= Input data =
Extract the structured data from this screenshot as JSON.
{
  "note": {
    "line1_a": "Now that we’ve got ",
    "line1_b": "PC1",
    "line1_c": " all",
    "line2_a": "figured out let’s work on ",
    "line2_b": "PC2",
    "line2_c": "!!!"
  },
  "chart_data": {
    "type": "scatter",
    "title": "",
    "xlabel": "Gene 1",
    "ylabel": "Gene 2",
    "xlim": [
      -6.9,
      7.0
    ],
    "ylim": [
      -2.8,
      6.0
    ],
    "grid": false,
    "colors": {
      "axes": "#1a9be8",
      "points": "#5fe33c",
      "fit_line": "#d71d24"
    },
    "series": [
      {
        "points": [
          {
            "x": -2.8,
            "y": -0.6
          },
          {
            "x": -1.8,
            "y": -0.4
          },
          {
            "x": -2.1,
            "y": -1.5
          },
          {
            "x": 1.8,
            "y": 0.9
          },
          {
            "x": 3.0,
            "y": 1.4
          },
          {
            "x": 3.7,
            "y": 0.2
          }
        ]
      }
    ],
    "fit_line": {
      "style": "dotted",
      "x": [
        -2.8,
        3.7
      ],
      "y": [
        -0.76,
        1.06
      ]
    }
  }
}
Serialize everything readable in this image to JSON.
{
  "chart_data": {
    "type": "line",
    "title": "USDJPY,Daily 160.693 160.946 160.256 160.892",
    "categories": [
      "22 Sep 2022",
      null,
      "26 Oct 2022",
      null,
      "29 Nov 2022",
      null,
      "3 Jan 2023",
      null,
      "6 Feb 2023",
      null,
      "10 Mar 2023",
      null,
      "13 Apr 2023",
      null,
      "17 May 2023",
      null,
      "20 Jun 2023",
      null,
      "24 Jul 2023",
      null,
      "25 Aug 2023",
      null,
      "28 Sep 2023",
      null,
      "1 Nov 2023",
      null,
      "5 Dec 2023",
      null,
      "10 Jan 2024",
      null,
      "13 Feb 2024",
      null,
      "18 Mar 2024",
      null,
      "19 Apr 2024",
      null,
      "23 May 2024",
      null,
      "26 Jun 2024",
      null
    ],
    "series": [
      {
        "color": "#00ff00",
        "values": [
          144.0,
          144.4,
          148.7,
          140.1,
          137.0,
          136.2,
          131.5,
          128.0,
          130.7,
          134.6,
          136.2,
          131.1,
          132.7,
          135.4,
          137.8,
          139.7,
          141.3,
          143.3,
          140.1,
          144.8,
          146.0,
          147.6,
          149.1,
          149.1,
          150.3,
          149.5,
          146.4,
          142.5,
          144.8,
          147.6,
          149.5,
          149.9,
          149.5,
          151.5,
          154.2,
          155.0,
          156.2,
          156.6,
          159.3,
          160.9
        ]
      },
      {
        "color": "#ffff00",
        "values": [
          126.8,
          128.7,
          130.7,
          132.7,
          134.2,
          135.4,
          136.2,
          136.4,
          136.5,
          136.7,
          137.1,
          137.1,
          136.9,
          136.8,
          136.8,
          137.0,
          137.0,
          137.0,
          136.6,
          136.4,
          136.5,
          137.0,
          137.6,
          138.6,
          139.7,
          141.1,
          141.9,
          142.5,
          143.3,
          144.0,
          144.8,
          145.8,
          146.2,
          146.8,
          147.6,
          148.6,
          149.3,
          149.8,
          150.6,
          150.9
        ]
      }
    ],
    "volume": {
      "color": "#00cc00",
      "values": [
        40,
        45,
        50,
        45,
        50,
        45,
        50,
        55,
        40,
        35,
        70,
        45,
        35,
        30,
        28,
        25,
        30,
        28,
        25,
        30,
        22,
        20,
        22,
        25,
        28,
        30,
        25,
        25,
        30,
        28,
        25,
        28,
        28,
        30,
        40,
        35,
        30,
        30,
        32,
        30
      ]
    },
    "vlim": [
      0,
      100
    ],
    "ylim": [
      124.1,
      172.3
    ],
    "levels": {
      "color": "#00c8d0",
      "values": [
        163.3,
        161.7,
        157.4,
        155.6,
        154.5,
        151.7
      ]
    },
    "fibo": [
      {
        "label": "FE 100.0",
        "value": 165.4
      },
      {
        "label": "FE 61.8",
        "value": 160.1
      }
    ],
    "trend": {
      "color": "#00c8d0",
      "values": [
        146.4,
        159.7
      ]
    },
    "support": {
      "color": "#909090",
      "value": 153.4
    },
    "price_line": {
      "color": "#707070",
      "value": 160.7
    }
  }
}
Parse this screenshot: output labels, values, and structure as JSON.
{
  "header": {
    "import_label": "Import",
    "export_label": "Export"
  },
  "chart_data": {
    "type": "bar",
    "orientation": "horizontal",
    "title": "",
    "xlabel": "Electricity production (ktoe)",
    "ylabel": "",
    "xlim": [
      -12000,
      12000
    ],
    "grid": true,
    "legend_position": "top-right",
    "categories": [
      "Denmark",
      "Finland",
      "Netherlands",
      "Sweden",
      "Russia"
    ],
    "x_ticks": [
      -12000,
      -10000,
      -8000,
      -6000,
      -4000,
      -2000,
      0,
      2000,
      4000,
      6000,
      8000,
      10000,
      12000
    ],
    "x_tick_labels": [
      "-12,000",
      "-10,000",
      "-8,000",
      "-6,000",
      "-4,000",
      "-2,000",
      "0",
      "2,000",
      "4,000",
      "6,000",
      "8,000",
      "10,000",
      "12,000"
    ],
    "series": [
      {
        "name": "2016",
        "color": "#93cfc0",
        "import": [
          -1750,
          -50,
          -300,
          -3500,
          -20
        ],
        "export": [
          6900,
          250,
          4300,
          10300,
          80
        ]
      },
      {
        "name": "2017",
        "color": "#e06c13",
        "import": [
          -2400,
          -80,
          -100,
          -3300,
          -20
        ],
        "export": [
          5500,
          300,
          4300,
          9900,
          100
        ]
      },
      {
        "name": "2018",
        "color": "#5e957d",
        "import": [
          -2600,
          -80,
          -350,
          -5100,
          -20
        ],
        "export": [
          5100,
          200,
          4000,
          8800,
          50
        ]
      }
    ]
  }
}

= Brief =
Give back the whole listing exactly as it reads.

= Full response =
Extract the structured data from this screenshot as JSON.
{
  "note": {
    "line1_a": "Now that we’ve got ",
    "line1_b": "PC1",
    "line1_c": " all",
    "line2_a": "figured out let’s work on ",
    "line2_b": "PC2",
    "line2_c": "!!!"
  },
  "chart_data": {
    "type": "scatter",
    "title": "",
    "xlabel": "Gene 1",
    "ylabel": "Gene 2",
    "xlim": [
      -6.9,
      7.0
    ],
    "ylim": [
      -2.8,
      6.0
    ],
    "grid": false,
    "colors": {
      "axes": "#1a9be8",
      "points": "#5fe33c",
      "fit_line": "#d71d24"
    },
    "series": [
      {
        "points": [
          {
            "x": -2.8,
            "y": -0.6
          },
          {
            "x": -1.8,
            "y": -0.4
          },
          {
            "x": -2.1,
            "y": -1.5
          },
          {
            "x": 1.8,
            "y": 0.9
          },
          {
            "x": 3.0,
            "y": 1.4
          },
          {
            "x": 3.7,
            "y": 0.2
          }
        ]
      }
    ],
    "fit_line": {
      "style": "dotted",
      "x": [
        -2.8,
        3.7
      ],
      "y": [
        -0.76,
        1.06
      ]
    }
  }
}
Serialize everything readable in this image to JSON.
{
  "chart_data": {
    "type": "line",
    "title": "USDJPY,Daily 160.693 160.946 160.256 160.892",
    "categories": [
      "22 Sep 2022",
      null,
      "26 Oct 2022",
      null,
      "29 Nov 2022",
      null,
      "3 Jan 2023",
      null,
      "6 Feb 2023",
      null,
      "10 Mar 2023",
      null,
      "13 Apr 2023",
      null,
      "17 May 2023",
      null,
      "20 Jun 2023",
      null,
      "24 Jul 2023",
      null,
      "25 Aug 2023",
      null,
      "28 Sep 2023",
      null,
      "1 Nov 2023",
      null,
      "5 Dec 2023",
      null,
      "10 Jan 2024",
      null,
      "13 Feb 2024",
      null,
      "18 Mar 2024",
      null,
      "19 Apr 2024",
      null,
      "23 May 2024",
      null,
      "26 Jun 2024",
      null
    ],
    "series": [
      {
        "color": "#00ff00",
        "values": [
          144.0,
          144.4,
          148.7,
          140.1,
          137.0,
          136.2,
          131.5,
          128.0,
          130.7,
          134.6,
          136.2,
          131.1,
          132.7,
          135.4,
          137.8,
          139.7,
          141.3,
          143.3,
          140.1,
          144.8,
          146.0,
          147.6,
          149.1,
          149.1,
          150.3,
          149.5,
          146.4,
          142.5,
          144.8,
          147.6,
          149.5,
          149.9,
          149.5,
          151.5,
          154.2,
          155.0,
          156.2,
          156.6,
          159.3,
          160.9
        ]
      },
      {
        "color": "#ffff00",
        "values": [
          126.8,
          128.7,
          130.7,
          132.7,
          134.2,
          135.4,
          136.2,
          136.4,
          136.5,
          136.7,
          137.1,
          137.1,
          136.9,
          136.8,
          136.8,
          137.0,
          137.0,
          137.0,
          136.6,
          136.4,
          136.5,
          137.0,
          137.6,
          138.6,
          139.7,
          141.1,
          141.9,
          142.5,
          143.3,
          144.0,
          144.8,
          145.8,
          146.2,
          146.8,
          147.6,
          148.6,
          149.3,
          149.8,
          150.6,
          150.9
        ]
      }
    ],
    "volume": {
      "color": "#00cc00",
      "values": [
        40,
        45,
        50,
        45,
        50,
        45,
        50,
        55,
        40,
        35,
        70,
        45,
        35,
        30,
        28,
        25,
        30,
        28,
        25,
        30,
        22,
        20,
        22,
        25,
        28,
        30,
        25,
        25,
        30,
        28,
        25,
        28,
        28,
        30,
        40,
        35,
        30,
        30,
        32,
        30
      ]
    },
    "vlim": [
      0,
      100
    ],
    "ylim": [
      124.1,
      172.3
    ],
    "levels": {
      "color": "#00c8d0",
      "values": [
        163.3,
        161.7,
        157.4,
        155.6,
        154.5,
        151.7
      ]
    },
    "fibo": [
      {
        "label": "FE 100.0",
        "value": 165.4
      },
      {
        "label": "FE 61.8",
        "value": 160.1
      }
    ],
    "trend": {
      "color": "#00c8d0",
      "values": [
        146.4,
        159.7
      ]
    },
    "support": {
      "color": "#909090",
      "value": 153.4
    },
    "price_line": {
      "color": "#707070",
      "value": 160.7
    }
  }
}
Parse this screenshot: output labels, values, and structure as JSON.
{
  "header": {
    "import_label": "Import",
    "export_label": "Export"
  },
  "chart_data": {
    "type": "bar",
    "orientation": "horizontal",
    "title": "",
    "xlabel": "Electricity production (ktoe)",
    "ylabel": "",
    "xlim": [
      -12000,
      12000
    ],
    "grid": true,
    "legend_position": "top-right",
    "categories": [
      "Denmark",
      "Finland",
      "Netherlands",
      "Sweden",
      "Russia"
    ],
    "x_ticks": [
      -12000,
      -10000,
      -8000,
      -6000,
      -4000,
      -2000,
      0,
      2000,
      4000,
      6000,
      8000,
      10000,
      12000
    ],
    "x_tick_labels": [
      "-12,000",
      "-10,000",
      "-8,000",
      "-6,000",
      "-4,000",
      "-2,000",
      "0",
      "2,000",
      "4,000",
      "6,000",
      "8,000",
      "10,000",
      "12,000"
    ],
    "series": [
      {
        "name": "2016",
        "color": "#93cfc0",
        "import": [
          -1750,
          -50,
          -300,
          -3500,
          -20
        ],
        "export": [
          6900,
          250,
          4300,
          10300,
          80
        ]
      },
      {
        "name": "2017",
        "color": "#e06c13",
        "import": [
          -2400,
          -80,
          -100,
          -3300,
          -20
        ],
        "export": [
          5500,
          300,
          4300,
          9900,
          100
        ]
      },
      {
        "name": "2018",
        "color": "#5e957d",
        "import": [
          -2600,
          -80,
          -350,
          -5100,
          -20
        ],
        "export": [
          5100,
          200,
          4000,
          8800,
          50
        ]
      }
    ]
  }
}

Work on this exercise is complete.